◆ What you should do ◆
Read through the entries below and return each line with the word "разреза".

◆ Working data ◆
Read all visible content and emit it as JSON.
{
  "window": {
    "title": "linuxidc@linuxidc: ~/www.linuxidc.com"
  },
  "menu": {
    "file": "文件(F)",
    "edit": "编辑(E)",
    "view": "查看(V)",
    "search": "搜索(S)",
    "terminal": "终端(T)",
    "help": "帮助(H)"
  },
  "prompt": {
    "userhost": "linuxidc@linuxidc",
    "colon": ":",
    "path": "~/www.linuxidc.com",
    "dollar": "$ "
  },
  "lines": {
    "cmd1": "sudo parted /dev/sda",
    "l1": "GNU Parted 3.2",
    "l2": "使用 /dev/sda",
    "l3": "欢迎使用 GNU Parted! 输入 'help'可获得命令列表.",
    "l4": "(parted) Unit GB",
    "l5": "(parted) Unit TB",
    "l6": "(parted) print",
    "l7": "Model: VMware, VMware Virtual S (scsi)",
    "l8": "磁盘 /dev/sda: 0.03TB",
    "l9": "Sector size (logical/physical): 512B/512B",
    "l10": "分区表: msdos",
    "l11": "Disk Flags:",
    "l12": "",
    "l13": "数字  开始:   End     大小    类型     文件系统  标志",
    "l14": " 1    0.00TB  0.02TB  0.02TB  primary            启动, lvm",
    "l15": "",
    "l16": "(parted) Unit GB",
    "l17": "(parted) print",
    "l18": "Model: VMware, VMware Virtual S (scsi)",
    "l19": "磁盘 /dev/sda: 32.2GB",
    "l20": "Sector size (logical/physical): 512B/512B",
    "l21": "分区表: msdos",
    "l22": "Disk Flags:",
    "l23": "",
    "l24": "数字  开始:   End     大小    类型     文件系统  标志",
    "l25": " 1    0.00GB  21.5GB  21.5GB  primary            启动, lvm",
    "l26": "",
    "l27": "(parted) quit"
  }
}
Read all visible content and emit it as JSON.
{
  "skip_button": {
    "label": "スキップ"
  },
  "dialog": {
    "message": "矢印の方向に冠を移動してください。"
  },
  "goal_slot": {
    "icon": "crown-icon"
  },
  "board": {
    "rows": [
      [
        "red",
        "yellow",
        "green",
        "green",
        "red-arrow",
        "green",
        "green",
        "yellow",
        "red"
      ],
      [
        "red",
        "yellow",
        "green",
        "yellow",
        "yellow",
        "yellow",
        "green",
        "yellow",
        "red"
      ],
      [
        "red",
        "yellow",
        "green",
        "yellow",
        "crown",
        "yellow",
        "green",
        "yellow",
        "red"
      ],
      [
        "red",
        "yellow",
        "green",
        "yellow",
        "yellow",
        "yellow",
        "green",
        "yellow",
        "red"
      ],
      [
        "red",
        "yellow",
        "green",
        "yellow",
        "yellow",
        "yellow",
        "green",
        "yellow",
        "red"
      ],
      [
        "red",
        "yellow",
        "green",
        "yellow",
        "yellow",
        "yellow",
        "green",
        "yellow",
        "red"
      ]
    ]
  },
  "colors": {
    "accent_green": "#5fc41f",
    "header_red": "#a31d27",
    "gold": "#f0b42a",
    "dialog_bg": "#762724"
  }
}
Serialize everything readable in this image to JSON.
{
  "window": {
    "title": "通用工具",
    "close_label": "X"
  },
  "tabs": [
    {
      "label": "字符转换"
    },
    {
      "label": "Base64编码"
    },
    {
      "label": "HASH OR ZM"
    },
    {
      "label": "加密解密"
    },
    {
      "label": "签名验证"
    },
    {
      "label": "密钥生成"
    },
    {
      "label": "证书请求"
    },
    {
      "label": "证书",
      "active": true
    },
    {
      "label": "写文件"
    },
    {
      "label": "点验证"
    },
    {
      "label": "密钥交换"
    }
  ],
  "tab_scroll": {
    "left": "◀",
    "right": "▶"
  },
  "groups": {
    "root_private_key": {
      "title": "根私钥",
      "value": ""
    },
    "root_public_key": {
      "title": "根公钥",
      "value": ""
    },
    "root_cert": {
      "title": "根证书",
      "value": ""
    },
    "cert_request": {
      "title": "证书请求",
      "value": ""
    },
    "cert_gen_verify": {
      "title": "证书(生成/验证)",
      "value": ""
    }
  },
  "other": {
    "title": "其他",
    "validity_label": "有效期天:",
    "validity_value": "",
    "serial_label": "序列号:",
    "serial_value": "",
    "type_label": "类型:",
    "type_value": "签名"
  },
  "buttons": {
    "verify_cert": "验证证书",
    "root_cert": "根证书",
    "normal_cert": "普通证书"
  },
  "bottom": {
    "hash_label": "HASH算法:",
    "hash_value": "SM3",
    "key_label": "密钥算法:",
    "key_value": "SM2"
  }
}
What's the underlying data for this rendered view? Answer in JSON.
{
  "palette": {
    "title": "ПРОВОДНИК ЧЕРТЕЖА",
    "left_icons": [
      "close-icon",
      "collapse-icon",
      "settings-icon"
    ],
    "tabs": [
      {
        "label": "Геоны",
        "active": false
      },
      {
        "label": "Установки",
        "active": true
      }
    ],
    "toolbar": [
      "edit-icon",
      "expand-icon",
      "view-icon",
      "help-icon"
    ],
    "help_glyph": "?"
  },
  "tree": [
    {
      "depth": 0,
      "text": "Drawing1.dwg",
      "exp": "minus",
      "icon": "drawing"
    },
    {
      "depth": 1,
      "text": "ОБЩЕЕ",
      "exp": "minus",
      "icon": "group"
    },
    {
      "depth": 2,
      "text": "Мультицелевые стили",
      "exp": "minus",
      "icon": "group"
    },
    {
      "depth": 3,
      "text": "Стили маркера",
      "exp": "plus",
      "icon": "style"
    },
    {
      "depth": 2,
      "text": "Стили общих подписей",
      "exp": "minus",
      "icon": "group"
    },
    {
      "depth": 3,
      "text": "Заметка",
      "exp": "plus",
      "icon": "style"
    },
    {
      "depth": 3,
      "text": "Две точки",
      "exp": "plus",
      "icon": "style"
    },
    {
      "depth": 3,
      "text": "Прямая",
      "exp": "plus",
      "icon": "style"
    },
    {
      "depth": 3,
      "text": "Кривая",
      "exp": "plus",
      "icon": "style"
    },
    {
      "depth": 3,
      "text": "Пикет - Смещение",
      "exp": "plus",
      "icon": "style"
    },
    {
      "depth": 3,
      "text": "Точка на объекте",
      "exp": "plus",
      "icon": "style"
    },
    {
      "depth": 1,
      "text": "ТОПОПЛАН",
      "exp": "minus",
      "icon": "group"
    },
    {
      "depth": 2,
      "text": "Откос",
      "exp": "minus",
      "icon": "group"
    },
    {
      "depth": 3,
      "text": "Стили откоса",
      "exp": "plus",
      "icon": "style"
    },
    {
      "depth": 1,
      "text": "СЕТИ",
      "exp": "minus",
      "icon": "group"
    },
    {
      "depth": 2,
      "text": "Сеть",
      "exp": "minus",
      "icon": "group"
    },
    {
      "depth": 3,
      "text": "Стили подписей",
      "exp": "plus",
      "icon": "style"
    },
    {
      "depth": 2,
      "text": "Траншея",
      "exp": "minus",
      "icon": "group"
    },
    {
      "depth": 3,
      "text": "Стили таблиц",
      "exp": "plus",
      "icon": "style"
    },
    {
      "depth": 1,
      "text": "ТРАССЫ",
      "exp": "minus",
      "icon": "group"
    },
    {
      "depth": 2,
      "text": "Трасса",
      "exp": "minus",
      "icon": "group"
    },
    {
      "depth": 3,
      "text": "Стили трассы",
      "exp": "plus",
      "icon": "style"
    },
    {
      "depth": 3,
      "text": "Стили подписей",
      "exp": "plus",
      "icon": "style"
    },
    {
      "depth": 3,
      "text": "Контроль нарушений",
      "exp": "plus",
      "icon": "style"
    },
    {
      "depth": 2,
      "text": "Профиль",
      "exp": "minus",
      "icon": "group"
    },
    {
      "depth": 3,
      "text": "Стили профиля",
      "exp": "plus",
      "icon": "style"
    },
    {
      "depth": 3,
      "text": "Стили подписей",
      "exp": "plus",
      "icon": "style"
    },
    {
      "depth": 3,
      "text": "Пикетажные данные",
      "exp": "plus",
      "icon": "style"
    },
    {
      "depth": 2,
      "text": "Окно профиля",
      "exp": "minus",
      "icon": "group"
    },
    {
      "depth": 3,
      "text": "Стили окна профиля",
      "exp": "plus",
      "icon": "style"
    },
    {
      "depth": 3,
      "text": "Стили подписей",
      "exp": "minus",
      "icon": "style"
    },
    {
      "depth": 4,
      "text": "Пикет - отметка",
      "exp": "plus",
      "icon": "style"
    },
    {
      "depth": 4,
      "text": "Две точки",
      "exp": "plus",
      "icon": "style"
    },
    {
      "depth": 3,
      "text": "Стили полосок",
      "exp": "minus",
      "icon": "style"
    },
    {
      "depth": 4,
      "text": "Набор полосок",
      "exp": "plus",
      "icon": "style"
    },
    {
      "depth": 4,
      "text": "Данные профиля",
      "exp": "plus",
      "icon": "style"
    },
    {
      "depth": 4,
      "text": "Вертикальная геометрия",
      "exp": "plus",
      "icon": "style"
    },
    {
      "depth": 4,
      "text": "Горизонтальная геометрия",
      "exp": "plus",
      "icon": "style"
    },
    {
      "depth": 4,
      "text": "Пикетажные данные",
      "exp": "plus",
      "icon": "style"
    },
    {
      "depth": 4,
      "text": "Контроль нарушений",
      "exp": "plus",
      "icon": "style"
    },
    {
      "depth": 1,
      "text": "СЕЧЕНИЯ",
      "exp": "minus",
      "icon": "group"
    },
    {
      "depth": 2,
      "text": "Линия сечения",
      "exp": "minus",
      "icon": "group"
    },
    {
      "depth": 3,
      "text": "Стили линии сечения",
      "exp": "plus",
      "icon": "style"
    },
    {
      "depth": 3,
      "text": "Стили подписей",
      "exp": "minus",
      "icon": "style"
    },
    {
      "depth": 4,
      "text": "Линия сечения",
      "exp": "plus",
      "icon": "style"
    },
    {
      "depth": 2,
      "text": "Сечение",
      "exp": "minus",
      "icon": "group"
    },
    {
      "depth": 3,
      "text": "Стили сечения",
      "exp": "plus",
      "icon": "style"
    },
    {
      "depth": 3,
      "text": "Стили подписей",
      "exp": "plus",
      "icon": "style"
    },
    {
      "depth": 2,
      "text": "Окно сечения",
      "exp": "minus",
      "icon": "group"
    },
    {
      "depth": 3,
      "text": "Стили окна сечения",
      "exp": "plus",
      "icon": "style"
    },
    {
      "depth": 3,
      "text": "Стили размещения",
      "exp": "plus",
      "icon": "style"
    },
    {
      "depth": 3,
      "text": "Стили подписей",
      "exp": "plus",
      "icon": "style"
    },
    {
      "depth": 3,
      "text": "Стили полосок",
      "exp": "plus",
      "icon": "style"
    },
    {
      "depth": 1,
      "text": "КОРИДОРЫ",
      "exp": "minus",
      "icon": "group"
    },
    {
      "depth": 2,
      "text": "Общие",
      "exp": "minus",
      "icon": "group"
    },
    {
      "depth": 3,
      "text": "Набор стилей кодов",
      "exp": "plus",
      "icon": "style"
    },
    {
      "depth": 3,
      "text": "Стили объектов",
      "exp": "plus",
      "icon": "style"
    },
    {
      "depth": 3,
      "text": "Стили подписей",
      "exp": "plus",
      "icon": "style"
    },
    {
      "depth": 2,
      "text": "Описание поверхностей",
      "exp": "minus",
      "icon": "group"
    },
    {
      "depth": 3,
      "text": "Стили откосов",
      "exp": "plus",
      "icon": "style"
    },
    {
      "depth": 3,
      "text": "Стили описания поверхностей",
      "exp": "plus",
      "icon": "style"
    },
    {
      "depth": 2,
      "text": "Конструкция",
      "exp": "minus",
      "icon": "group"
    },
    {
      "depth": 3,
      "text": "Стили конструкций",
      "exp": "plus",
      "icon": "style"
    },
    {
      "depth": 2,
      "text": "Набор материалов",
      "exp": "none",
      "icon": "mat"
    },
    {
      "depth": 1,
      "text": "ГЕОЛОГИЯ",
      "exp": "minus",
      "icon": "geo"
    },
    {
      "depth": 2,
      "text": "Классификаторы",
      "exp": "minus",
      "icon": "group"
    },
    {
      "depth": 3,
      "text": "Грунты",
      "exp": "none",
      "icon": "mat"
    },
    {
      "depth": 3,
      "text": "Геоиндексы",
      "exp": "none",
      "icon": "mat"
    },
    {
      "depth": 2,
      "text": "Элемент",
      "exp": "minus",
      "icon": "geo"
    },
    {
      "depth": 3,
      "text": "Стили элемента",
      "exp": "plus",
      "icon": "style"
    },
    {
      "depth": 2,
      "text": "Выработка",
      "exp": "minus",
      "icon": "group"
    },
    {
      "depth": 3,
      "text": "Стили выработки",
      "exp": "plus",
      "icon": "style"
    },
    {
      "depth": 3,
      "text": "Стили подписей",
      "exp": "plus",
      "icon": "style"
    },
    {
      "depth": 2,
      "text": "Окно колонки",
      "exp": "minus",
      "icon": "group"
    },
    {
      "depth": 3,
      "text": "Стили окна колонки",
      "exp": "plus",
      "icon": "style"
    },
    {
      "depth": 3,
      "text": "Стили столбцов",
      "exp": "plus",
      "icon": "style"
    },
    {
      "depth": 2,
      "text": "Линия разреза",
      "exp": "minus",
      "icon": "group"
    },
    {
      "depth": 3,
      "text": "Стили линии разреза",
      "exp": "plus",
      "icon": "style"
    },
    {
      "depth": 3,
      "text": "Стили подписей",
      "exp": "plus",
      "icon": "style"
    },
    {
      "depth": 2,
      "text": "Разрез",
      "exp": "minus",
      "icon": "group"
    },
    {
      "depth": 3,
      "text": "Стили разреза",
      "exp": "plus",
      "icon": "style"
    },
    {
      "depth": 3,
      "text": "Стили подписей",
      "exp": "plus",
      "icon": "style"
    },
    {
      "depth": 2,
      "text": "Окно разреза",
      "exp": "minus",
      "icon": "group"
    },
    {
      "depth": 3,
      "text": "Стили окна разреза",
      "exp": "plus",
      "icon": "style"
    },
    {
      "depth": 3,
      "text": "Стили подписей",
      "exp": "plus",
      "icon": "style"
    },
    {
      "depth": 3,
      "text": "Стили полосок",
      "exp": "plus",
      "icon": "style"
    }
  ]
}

◆ Result of the exercise ◆
      "text": "Линия разреза",
      "text": "Стили линии разреза",
      "text": "Стили разреза",
      "text": "Окно разреза",
      "text": "Стили окна разреза",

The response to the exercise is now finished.